Return the records, each one exactly as written.

## start Data rows

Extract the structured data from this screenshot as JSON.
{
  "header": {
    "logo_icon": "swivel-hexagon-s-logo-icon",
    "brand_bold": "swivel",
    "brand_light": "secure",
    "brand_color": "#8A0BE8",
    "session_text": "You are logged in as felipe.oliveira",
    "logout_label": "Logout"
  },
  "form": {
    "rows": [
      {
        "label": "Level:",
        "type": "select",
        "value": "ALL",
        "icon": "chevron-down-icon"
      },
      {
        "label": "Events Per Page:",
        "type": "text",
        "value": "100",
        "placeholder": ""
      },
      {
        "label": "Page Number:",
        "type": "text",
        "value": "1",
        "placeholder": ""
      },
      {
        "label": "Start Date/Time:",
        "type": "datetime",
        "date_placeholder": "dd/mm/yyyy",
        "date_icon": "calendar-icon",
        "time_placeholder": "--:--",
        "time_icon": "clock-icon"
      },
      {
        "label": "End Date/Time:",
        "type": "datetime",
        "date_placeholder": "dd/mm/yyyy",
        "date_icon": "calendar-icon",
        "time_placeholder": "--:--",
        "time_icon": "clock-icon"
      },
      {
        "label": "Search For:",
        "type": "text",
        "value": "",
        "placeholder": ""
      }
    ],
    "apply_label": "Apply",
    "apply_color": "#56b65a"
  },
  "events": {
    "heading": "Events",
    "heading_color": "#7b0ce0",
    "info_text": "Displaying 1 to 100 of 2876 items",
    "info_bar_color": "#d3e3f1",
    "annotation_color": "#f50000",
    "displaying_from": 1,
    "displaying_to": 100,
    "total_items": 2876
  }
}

## end Data rows

◆ Problem solution
Extract the structured data from this screenshot as JSON.
{
  "header": {
    "logo_icon": "swivel-hexagon-s-logo-icon",
    "brand_bold": "swivel",
    "brand_light": "secure",
    "brand_color": "#8A0BE8",
    "session_text": "You are logged in as felipe.oliveira",
    "logout_label": "Logout"
  },
  "form": {
    "rows": [
      {
        "label": "Level:",
        "type": "select",
        "value": "ALL",
        "icon": "chevron-down-icon"
      },
      {
        "label": "Events Per Page:",
        "type": "text",
        "value": "100",
        "placeholder": ""
      },
      {
        "label": "Page Number:",
        "type": "text",
        "value": "1",
        "placeholder": ""
      },
      {
        "label": "Start Date/Time:",
        "type": "datetime",
        "date_placeholder": "dd/mm/yyyy",
        "date_icon": "calendar-icon",
        "time_placeholder": "--:--",
        "time_icon": "clock-icon"
      },
      {
        "label": "End Date/Time:",
        "type": "datetime",
        "date_placeholder": "dd/mm/yyyy",
        "date_icon": "calendar-icon",
        "time_placeholder": "--:--",
        "time_icon": "clock-icon"
      },
      {
        "label": "Search For:",
        "type": "text",
        "value": "",
        "placeholder": ""
      }
    ],
    "apply_label": "Apply",
    "apply_color": "#56b65a"
  },
  "events": {
    "heading": "Events",
    "heading_color": "#7b0ce0",
    "info_text": "Displaying 1 to 100 of 2876 items",
    "info_bar_color": "#d3e3f1",
    "annotation_color": "#f50000",
    "displaying_from": 1,
    "displaying_to": 100,
    "total_items": 2876
  }
}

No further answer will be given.